• **Prompt**
Can you transcribe every record below exactly as it appears?

(Part of a data file)

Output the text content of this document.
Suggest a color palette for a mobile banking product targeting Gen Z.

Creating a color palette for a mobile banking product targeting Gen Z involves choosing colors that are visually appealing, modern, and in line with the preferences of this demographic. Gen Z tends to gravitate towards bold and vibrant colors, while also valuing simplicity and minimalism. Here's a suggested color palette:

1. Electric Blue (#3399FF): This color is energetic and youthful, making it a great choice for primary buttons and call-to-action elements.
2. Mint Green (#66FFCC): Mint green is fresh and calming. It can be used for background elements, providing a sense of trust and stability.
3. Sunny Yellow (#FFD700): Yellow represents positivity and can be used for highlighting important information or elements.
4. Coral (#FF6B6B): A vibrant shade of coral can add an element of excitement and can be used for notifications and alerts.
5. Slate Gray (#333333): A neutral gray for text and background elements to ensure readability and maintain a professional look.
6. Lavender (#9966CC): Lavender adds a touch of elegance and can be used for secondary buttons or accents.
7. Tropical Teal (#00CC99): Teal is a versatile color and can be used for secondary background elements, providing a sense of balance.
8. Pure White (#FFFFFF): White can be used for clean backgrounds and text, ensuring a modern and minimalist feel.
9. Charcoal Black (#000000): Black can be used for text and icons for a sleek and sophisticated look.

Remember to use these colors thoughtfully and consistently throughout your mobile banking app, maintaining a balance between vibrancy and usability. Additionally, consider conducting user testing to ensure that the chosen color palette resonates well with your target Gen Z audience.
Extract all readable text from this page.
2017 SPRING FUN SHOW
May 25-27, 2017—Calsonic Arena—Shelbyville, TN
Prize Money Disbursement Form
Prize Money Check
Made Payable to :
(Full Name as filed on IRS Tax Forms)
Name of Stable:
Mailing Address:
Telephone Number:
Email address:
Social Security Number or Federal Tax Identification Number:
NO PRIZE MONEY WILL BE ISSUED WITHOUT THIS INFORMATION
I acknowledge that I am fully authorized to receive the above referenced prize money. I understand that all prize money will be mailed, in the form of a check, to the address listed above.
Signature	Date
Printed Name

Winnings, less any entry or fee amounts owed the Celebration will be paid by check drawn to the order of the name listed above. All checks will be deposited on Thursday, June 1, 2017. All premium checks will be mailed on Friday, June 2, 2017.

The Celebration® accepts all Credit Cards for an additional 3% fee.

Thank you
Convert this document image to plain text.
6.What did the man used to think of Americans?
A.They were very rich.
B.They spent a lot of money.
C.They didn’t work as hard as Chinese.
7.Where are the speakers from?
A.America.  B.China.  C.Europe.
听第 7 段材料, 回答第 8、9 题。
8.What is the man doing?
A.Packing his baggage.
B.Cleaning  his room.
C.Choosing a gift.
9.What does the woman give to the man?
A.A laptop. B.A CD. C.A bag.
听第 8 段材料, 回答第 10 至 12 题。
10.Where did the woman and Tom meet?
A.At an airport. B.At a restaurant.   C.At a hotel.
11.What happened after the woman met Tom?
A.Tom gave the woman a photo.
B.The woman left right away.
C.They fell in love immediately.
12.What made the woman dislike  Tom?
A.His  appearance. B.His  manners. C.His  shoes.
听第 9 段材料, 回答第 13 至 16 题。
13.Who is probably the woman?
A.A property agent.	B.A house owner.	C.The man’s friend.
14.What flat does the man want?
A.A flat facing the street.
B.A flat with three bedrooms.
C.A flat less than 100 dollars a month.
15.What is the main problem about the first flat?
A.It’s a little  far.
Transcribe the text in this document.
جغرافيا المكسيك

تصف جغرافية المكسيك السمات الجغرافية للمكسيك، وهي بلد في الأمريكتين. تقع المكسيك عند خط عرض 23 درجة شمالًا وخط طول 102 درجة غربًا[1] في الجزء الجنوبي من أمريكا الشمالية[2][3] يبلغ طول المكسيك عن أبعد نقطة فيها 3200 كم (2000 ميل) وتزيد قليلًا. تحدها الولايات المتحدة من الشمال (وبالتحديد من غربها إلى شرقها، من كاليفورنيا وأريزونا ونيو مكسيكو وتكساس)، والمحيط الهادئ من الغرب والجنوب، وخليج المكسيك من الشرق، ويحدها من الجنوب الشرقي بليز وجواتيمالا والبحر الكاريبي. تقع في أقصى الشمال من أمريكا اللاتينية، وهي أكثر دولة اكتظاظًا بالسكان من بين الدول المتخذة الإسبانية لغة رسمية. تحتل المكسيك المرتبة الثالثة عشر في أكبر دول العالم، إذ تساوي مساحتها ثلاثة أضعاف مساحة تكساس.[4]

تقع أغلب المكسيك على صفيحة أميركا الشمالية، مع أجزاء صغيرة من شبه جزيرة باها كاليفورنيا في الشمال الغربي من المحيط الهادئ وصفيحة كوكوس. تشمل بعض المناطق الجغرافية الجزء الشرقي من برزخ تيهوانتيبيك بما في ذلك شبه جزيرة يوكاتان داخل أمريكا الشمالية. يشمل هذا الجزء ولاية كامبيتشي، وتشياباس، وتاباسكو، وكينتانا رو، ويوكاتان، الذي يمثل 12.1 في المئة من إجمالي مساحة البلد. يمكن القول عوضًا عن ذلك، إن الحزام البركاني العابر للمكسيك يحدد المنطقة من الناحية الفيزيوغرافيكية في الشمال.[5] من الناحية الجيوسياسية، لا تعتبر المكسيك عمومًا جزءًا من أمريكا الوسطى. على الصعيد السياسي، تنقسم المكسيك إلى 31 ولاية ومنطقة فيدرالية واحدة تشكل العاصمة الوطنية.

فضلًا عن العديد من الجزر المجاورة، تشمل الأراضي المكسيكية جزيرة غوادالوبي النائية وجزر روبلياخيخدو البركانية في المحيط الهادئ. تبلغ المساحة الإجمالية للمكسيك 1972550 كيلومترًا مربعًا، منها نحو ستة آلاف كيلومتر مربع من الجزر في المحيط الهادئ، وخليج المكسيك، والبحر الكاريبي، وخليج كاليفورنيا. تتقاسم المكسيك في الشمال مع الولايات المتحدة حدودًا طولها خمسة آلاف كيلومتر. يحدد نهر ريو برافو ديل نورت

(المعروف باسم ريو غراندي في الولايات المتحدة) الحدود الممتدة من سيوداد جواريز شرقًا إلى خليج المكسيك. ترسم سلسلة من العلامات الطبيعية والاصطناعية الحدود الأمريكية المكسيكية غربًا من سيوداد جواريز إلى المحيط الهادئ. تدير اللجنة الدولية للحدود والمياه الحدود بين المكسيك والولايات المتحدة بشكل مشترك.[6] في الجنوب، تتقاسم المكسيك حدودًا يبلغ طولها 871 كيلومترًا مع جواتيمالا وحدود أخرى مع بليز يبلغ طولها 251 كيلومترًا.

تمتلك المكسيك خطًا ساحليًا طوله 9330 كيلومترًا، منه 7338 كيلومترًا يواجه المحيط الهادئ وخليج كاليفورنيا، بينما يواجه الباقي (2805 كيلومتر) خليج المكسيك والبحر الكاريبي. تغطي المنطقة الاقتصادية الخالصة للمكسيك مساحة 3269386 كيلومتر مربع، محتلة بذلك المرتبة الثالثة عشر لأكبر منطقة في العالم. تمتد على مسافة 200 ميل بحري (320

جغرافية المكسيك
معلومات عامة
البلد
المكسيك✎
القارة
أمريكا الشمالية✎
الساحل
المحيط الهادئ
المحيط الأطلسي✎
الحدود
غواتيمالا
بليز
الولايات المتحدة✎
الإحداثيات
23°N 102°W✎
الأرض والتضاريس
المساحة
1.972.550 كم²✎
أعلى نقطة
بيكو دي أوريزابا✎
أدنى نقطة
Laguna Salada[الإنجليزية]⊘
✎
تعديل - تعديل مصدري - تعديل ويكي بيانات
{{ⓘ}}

• **Task result**
Output the text content of this document.
Suggest a color palette for a mobile banking product targeting Gen Z.

Creating a color palette for a mobile banking product targeting Gen Z involves choosing colors that are visually appealing, modern, and in line with the preferences of this demographic. Gen Z tends to gravitate towards bold and vibrant colors, while also valuing simplicity and minimalism. Here's a suggested color palette:

1. Electric Blue (#3399FF): This color is energetic and youthful, making it a great choice for primary buttons and call-to-action elements.
2. Mint Green (#66FFCC): Mint green is fresh and calming. It can be used for background elements, providing a sense of trust and stability.
3. Sunny Yellow (#FFD700): Yellow represents positivity and can be used for highlighting important information or elements.
4. Coral (#FF6B6B): A vibrant shade of coral can add an element of excitement and can be used for notifications and alerts.
5. Slate Gray (#333333): A neutral gray for text and background elements to ensure readability and maintain a professional look.
6. Lavender (#9966CC): Lavender adds a touch of elegance and can be used for secondary buttons or accents.
7. Tropical Teal (#00CC99): Teal is a versatile color and can be used for secondary background elements, providing a sense of balance.
8. Pure White (#FFFFFF): White can be used for clean backgrounds and text, ensuring a modern and minimalist feel.
9. Charcoal Black (#000000): Black can be used for text and icons for a sleek and sophisticated look.

Remember to use these colors thoughtfully and consistently throughout your mobile banking app, maintaining a balance between vibrancy and usability. Additionally, consider conducting user testing to ensure that the chosen color palette resonates well with your target Gen Z audience.
Extract all readable text from this page.
2017 SPRING FUN SHOW
May 25-27, 2017—Calsonic Arena—Shelbyville, TN
Prize Money Disbursement Form
Prize Money Check
Made Payable to :
(Full Name as filed on IRS Tax Forms)
Name of Stable:
Mailing Address:
Telephone Number:
Email address:
Social Security Number or Federal Tax Identification Number:
NO PRIZE MONEY WILL BE ISSUED WITHOUT THIS INFORMATION
I acknowledge that I am fully authorized to receive the above referenced prize money. I understand that all prize money will be mailed, in the form of a check, to the address listed above.
Signature	Date
Printed Name

Winnings, less any entry or fee amounts owed the Celebration will be paid by check drawn to the order of the name listed above. All checks will be deposited on Thursday, June 1, 2017. All premium checks will be mailed on Friday, June 2, 2017.

The Celebration® accepts all Credit Cards for an additional 3% fee.

Thank you
Convert this document image to plain text.
6.What did the man used to think of Americans?
A.They were very rich.
B.They spent a lot of money.
C.They didn’t work as hard as Chinese.
7.Where are the speakers from?
A.America.  B.China.  C.Europe.
听第 7 段材料, 回答第 8、9 题。
8.What is the man doing?
A.Packing his baggage.
B.Cleaning  his room.
C.Choosing a gift.
9.What does the woman give to the man?
A.A laptop. B.A CD. C.A bag.
听第 8 段材料, 回答第 10 至 12 题。
10.Where did the woman and Tom meet?
A.At an airport. B.At a restaurant.   C.At a hotel.
11.What happened after the woman met Tom?
A.Tom gave the woman a photo.
B.The woman left right away.
C.They fell in love immediately.
12.What made the woman dislike  Tom?
A.His  appearance. B.His  manners. C.His  shoes.
听第 9 段材料, 回答第 13 至 16 题。
13.Who is probably the woman?
A.A property agent.	B.A house owner.	C.The man’s friend.
14.What flat does the man want?
A.A flat facing the street.
B.A flat with three bedrooms.
C.A flat less than 100 dollars a month.
15.What is the main problem about the first flat?
A.It’s a little  far.
Transcribe the text in this document.
جغرافيا المكسيك

تصف جغرافية المكسيك السمات الجغرافية للمكسيك، وهي بلد في الأمريكتين. تقع المكسيك عند خط عرض 23 درجة شمالًا وخط طول 102 درجة غربًا[1] في الجزء الجنوبي من أمريكا الشمالية[2][3] يبلغ طول المكسيك عن أبعد نقطة فيها 3200 كم (2000 ميل) وتزيد قليلًا. تحدها الولايات المتحدة من الشمال (وبالتحديد من غربها إلى شرقها، من كاليفورنيا وأريزونا ونيو مكسيكو وتكساس)، والمحيط الهادئ من الغرب والجنوب، وخليج المكسيك من الشرق، ويحدها من الجنوب الشرقي بليز وجواتيمالا والبحر الكاريبي. تقع في أقصى الشمال من أمريكا اللاتينية، وهي أكثر دولة اكتظاظًا بالسكان من بين الدول المتخذة الإسبانية لغة رسمية. تحتل المكسيك المرتبة الثالثة عشر في أكبر دول العالم، إذ تساوي مساحتها ثلاثة أضعاف مساحة تكساس.[4]

تقع أغلب المكسيك على صفيحة أميركا الشمالية، مع أجزاء صغيرة من شبه جزيرة باها كاليفورنيا في الشمال الغربي من المحيط الهادئ وصفيحة كوكوس. تشمل بعض المناطق الجغرافية الجزء الشرقي من برزخ تيهوانتيبيك بما في ذلك شبه جزيرة يوكاتان داخل أمريكا الشمالية. يشمل هذا الجزء ولاية كامبيتشي، وتشياباس، وتاباسكو، وكينتانا رو، ويوكاتان، الذي يمثل 12.1 في المئة من إجمالي مساحة البلد. يمكن القول عوضًا عن ذلك، إن الحزام البركاني العابر للمكسيك يحدد المنطقة من الناحية الفيزيوغرافيكية في الشمال.[5] من الناحية الجيوسياسية، لا تعتبر المكسيك عمومًا جزءًا من أمريكا الوسطى. على الصعيد السياسي، تنقسم المكسيك إلى 31 ولاية ومنطقة فيدرالية واحدة تشكل العاصمة الوطنية.

فضلًا عن العديد من الجزر المجاورة، تشمل الأراضي المكسيكية جزيرة غوادالوبي النائية وجزر روبلياخيخدو البركانية في المحيط الهادئ. تبلغ المساحة الإجمالية للمكسيك 1972550 كيلومترًا مربعًا، منها نحو ستة آلاف كيلومتر مربع من الجزر في المحيط الهادئ، وخليج المكسيك، والبحر الكاريبي، وخليج كاليفورنيا. تتقاسم المكسيك في الشمال مع الولايات المتحدة حدودًا طولها خمسة آلاف كيلومتر. يحدد نهر ريو برافو ديل نورت

(المعروف باسم ريو غراندي في الولايات المتحدة) الحدود الممتدة من سيوداد جواريز شرقًا إلى خليج المكسيك. ترسم سلسلة من العلامات الطبيعية والاصطناعية الحدود الأمريكية المكسيكية غربًا من سيوداد جواريز إلى المحيط الهادئ. تدير اللجنة الدولية للحدود والمياه الحدود بين المكسيك والولايات المتحدة بشكل مشترك.[6] في الجنوب، تتقاسم المكسيك حدودًا يبلغ طولها 871 كيلومترًا مع جواتيمالا وحدود أخرى مع بليز يبلغ طولها 251 كيلومترًا.

تمتلك المكسيك خطًا ساحليًا طوله 9330 كيلومترًا، منه 7338 كيلومترًا يواجه المحيط الهادئ وخليج كاليفورنيا، بينما يواجه الباقي (2805 كيلومتر) خليج المكسيك والبحر الكاريبي. تغطي المنطقة الاقتصادية الخالصة للمكسيك مساحة 3269386 كيلومتر مربع، محتلة بذلك المرتبة الثالثة عشر لأكبر منطقة في العالم. تمتد على مسافة 200 ميل بحري (320

جغرافية المكسيك
معلومات عامة
البلد
المكسيك✎
القارة
أمريكا الشمالية✎
الساحل
المحيط الهادئ
المحيط الأطلسي✎
الحدود
غواتيمالا
بليز
الولايات المتحدة✎
الإحداثيات
23°N 102°W✎
الأرض والتضاريس
المساحة
1.972.550 كم²✎
أعلى نقطة
بيكو دي أوريزابا✎
أدنى نقطة
Laguna Salada[الإنجليزية]⊘
✎
تعديل - تعديل مصدري - تعديل ويكي بيانات
{{ⓘ}}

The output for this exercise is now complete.